• _WHAT YOU NEED TO DO_
Print every record below exactly as written.

[Stored items]
begin

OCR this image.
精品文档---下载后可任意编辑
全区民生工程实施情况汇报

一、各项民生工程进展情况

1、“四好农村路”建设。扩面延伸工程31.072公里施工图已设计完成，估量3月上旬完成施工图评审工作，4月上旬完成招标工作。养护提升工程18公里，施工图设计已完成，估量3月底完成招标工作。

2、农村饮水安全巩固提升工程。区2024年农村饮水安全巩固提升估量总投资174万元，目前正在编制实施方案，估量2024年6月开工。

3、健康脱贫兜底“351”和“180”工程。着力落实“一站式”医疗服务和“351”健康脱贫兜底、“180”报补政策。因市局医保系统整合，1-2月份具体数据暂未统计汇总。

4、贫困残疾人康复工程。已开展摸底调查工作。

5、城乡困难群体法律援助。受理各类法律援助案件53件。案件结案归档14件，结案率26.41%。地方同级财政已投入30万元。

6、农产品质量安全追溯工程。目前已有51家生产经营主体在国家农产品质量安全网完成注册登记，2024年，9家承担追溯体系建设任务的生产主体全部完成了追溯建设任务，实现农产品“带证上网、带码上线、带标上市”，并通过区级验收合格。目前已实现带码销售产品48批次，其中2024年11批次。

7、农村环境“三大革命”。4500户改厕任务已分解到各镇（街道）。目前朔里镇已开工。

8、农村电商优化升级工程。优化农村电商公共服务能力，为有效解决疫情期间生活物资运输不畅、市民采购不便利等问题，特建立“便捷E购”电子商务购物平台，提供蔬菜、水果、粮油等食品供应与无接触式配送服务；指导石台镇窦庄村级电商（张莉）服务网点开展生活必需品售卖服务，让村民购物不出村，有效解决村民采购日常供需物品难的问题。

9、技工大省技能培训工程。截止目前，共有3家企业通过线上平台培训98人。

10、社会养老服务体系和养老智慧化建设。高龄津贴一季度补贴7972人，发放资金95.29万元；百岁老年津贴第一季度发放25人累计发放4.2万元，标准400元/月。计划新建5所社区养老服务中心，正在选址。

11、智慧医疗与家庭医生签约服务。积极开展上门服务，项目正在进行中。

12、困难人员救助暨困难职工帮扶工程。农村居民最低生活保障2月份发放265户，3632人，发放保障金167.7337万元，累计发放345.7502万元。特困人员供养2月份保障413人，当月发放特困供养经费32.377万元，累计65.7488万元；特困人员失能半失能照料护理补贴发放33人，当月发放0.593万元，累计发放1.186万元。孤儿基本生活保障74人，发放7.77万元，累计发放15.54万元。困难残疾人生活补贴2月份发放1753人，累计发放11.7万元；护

end

• _EXERCISE OUTPUT_
OCR this image.
精品文档---下载后可任意编辑
全区民生工程实施情况汇报

一、各项民生工程进展情况

1、“四好农村路”建设。扩面延伸工程31.072公里施工图已设计完成，估量3月上旬完成施工图评审工作，4月上旬完成招标工作。养护提升工程18公里，施工图设计已完成，估量3月底完成招标工作。

2、农村饮水安全巩固提升工程。区2024年农村饮水安全巩固提升估量总投资174万元，目前正在编制实施方案，估量2024年6月开工。

3、健康脱贫兜底“351”和“180”工程。着力落实“一站式”医疗服务和“351”健康脱贫兜底、“180”报补政策。因市局医保系统整合，1-2月份具体数据暂未统计汇总。

4、贫困残疾人康复工程。已开展摸底调查工作。

5、城乡困难群体法律援助。受理各类法律援助案件53件。案件结案归档14件，结案率26.41%。地方同级财政已投入30万元。

6、农产品质量安全追溯工程。目前已有51家生产经营主体在国家农产品质量安全网完成注册登记，2024年，9家承担追溯体系建设任务的生产主体全部完成了追溯建设任务，实现农产品“带证上网、带码上线、带标上市”，并通过区级验收合格。目前已实现带码销售产品48批次，其中2024年11批次。

7、农村环境“三大革命”。4500户改厕任务已分解到各镇（街道）。目前朔里镇已开工。

8、农村电商优化升级工程。优化农村电商公共服务能力，为有效解决疫情期间生活物资运输不畅、市民采购不便利等问题，特建立“便捷E购”电子商务购物平台，提供蔬菜、水果、粮油等食品供应与无接触式配送服务；指导石台镇窦庄村级电商（张莉）服务网点开展生活必需品售卖服务，让村民购物不出村，有效解决村民采购日常供需物品难的问题。

9、技工大省技能培训工程。截止目前，共有3家企业通过线上平台培训98人。

10、社会养老服务体系和养老智慧化建设。高龄津贴一季度补贴7972人，发放资金95.29万元；百岁老年津贴第一季度发放25人累计发放4.2万元，标准400元/月。计划新建5所社区养老服务中心，正在选址。

11、智慧医疗与家庭医生签约服务。积极开展上门服务，项目正在进行中。

12、困难人员救助暨困难职工帮扶工程。农村居民最低生活保障2月份发放265户，3632人，发放保障金167.7337万元，累计发放345.7502万元。特困人员供养2月份保障413人，当月发放特困供养经费32.377万元，累计65.7488万元；特困人员失能半失能照料护理补贴发放33人，当月发放0.593万元，累计发放1.186万元。孤儿基本生活保障74人，发放7.77万元，累计发放15.54万元。困难残疾人生活补贴2月份发放1753人，累计发放11.7万元；护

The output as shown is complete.